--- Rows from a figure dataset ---
####################

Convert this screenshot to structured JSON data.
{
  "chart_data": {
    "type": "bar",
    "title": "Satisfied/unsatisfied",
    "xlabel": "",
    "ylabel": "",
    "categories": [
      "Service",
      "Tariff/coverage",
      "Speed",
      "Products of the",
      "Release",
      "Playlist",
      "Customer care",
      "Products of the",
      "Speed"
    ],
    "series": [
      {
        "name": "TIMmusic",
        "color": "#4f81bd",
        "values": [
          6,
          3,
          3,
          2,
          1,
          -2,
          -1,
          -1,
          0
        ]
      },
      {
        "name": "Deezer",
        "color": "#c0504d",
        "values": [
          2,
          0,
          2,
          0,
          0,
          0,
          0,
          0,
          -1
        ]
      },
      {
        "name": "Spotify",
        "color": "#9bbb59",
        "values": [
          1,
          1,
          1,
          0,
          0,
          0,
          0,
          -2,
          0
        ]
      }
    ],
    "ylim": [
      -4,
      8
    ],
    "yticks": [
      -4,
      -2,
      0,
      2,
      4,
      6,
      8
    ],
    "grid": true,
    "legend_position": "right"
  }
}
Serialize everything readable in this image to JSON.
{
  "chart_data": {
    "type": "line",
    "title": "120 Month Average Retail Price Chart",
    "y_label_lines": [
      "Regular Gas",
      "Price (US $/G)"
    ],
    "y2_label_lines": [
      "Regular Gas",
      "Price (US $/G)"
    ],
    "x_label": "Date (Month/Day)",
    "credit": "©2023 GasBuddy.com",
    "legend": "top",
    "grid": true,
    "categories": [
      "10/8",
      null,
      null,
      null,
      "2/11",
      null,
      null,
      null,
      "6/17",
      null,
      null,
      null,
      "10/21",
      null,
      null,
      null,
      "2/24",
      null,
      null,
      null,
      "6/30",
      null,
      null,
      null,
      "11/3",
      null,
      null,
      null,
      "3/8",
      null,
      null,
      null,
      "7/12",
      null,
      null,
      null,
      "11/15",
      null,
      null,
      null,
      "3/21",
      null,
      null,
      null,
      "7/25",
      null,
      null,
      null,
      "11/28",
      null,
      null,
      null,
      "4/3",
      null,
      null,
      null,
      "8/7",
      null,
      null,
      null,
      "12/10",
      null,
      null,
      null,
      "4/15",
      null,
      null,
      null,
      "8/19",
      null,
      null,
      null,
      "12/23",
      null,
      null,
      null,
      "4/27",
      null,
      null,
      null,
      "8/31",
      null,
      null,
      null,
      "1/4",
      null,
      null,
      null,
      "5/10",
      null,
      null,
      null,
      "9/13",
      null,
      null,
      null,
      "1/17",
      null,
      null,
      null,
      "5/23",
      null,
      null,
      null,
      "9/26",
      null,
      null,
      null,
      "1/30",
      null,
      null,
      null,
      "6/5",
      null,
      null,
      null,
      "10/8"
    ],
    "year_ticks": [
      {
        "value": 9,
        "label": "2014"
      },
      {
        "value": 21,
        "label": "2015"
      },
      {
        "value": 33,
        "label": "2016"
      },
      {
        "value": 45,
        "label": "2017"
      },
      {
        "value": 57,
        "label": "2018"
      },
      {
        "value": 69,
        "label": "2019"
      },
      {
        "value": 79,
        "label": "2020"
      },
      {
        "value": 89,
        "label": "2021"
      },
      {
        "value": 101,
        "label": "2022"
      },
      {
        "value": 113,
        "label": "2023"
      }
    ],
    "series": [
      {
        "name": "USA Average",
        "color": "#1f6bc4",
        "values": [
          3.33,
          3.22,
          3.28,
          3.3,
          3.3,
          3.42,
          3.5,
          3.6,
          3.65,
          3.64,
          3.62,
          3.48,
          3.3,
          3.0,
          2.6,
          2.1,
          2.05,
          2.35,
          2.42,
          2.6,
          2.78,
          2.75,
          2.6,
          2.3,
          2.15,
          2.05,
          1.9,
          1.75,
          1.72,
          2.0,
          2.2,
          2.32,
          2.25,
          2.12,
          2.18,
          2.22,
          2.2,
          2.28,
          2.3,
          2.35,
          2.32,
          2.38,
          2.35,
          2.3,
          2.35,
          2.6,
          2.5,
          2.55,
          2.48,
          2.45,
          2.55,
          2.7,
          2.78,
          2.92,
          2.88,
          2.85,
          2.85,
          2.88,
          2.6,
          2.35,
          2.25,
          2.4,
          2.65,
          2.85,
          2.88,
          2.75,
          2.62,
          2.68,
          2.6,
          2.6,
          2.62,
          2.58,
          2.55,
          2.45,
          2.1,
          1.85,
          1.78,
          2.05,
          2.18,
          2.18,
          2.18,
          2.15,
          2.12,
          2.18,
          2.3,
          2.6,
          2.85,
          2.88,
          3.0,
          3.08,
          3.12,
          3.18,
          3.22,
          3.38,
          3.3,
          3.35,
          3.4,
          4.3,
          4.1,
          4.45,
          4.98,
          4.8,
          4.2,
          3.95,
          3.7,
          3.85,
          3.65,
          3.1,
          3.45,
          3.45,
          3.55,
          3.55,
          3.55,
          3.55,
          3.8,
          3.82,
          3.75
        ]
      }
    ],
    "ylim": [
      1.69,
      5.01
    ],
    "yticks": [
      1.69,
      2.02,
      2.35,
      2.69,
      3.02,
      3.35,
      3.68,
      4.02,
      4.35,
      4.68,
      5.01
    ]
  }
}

####################

--- What is required ---
Return all of the entries exactly as they were supplied.

--- Response to this exercise ---
Convert this screenshot to structured JSON data.
{
  "chart_data": {
    "type": "bar",
    "title": "Satisfied/unsatisfied",
    "xlabel": "",
    "ylabel": "",
    "categories": [
      "Service",
      "Tariff/coverage",
      "Speed",
      "Products of the",
      "Release",
      "Playlist",
      "Customer care",
      "Products of the",
      "Speed"
    ],
    "series": [
      {
        "name": "TIMmusic",
        "color": "#4f81bd",
        "values": [
          6,
          3,
          3,
          2,
          1,
          -2,
          -1,
          -1,
          0
        ]
      },
      {
        "name": "Deezer",
        "color": "#c0504d",
        "values": [
          2,
          0,
          2,
          0,
          0,
          0,
          0,
          0,
          -1
        ]
      },
      {
        "name": "Spotify",
        "color": "#9bbb59",
        "values": [
          1,
          1,
          1,
          0,
          0,
          0,
          0,
          -2,
          0
        ]
      }
    ],
    "ylim": [
      -4,
      8
    ],
    "yticks": [
      -4,
      -2,
      0,
      2,
      4,
      6,
      8
    ],
    "grid": true,
    "legend_position": "right"
  }
}
Serialize everything readable in this image to JSON.
{
  "chart_data": {
    "type": "line",
    "title": "120 Month Average Retail Price Chart",
    "y_label_lines": [
      "Regular Gas",
      "Price (US $/G)"
    ],
    "y2_label_lines": [
      "Regular Gas",
      "Price (US $/G)"
    ],
    "x_label": "Date (Month/Day)",
    "credit": "©2023 GasBuddy.com",
    "legend": "top",
    "grid": true,
    "categories": [
      "10/8",
      null,
      null,
      null,
      "2/11",
      null,
      null,
      null,
      "6/17",
      null,
      null,
      null,
      "10/21",
      null,
      null,
      null,
      "2/24",
      null,
      null,
      null,
      "6/30",
      null,
      null,
      null,
      "11/3",
      null,
      null,
      null,
      "3/8",
      null,
      null,
      null,
      "7/12",
      null,
      null,
      null,
      "11/15",
      null,
      null,
      null,
      "3/21",
      null,
      null,
      null,
      "7/25",
      null,
      null,
      null,
      "11/28",
      null,
      null,
      null,
      "4/3",
      null,
      null,
      null,
      "8/7",
      null,
      null,
      null,
      "12/10",
      null,
      null,
      null,
      "4/15",
      null,
      null,
      null,
      "8/19",
      null,
      null,
      null,
      "12/23",
      null,
      null,
      null,
      "4/27",
      null,
      null,
      null,
      "8/31",
      null,
      null,
      null,
      "1/4",
      null,
      null,
      null,
      "5/10",
      null,
      null,
      null,
      "9/13",
      null,
      null,
      null,
      "1/17",
      null,
      null,
      null,
      "5/23",
      null,
      null,
      null,
      "9/26",
      null,
      null,
      null,
      "1/30",
      null,
      null,
      null,
      "6/5",
      null,
      null,
      null,
      "10/8"
    ],
    "year_ticks": [
      {
        "value": 9,
        "label": "2014"
      },
      {
        "value": 21,
        "label": "2015"
      },
      {
        "value": 33,
        "label": "2016"
      },
      {
        "value": 45,
        "label": "2017"
      },
      {
        "value": 57,
        "label": "2018"
      },
      {
        "value": 69,
        "label": "2019"
      },
      {
        "value": 79,
        "label": "2020"
      },
      {
        "value": 89,
        "label": "2021"
      },
      {
        "value": 101,
        "label": "2022"
      },
      {
        "value": 113,
        "label": "2023"
      }
    ],
    "series": [
      {
        "name": "USA Average",
        "color": "#1f6bc4",
        "values": [
          3.33,
          3.22,
          3.28,
          3.3,
          3.3,
          3.42,
          3.5,
          3.6,
          3.65,
          3.64,
          3.62,
          3.48,
          3.3,
          3.0,
          2.6,
          2.1,
          2.05,
          2.35,
          2.42,
          2.6,
          2.78,
          2.75,
          2.6,
          2.3,
          2.15,
          2.05,
          1.9,
          1.75,
          1.72,
          2.0,
          2.2,
          2.32,
          2.25,
          2.12,
          2.18,
          2.22,
          2.2,
          2.28,
          2.3,
          2.35,
          2.32,
          2.38,
          2.35,
          2.3,
          2.35,
          2.6,
          2.5,
          2.55,
          2.48,
          2.45,
          2.55,
          2.7,
          2.78,
          2.92,
          2.88,
          2.85,
          2.85,
          2.88,
          2.6,
          2.35,
          2.25,
          2.4,
          2.65,
          2.85,
          2.88,
          2.75,
          2.62,
          2.68,
          2.6,
          2.6,
          2.62,
          2.58,
          2.55,
          2.45,
          2.1,
          1.85,
          1.78,
          2.05,
          2.18,
          2.18,
          2.18,
          2.15,
          2.12,
          2.18,
          2.3,
          2.6,
          2.85,
          2.88,
          3.0,
          3.08,
          3.12,
          3.18,
          3.22,
          3.38,
          3.3,
          3.35,
          3.4,
          4.3,
          4.1,
          4.45,
          4.98,
          4.8,
          4.2,
          3.95,
          3.7,
          3.85,
          3.65,
          3.1,
          3.45,
          3.45,
          3.55,
          3.55,
          3.55,
          3.55,
          3.8,
          3.82,
          3.75
        ]
      }
    ],
    "ylim": [
      1.69,
      5.01
    ],
    "yticks": [
      1.69,
      2.02,
      2.35,
      2.69,
      3.02,
      3.35,
      3.68,
      4.02,
      4.35,
      4.68,
      5.01
    ]
  }
}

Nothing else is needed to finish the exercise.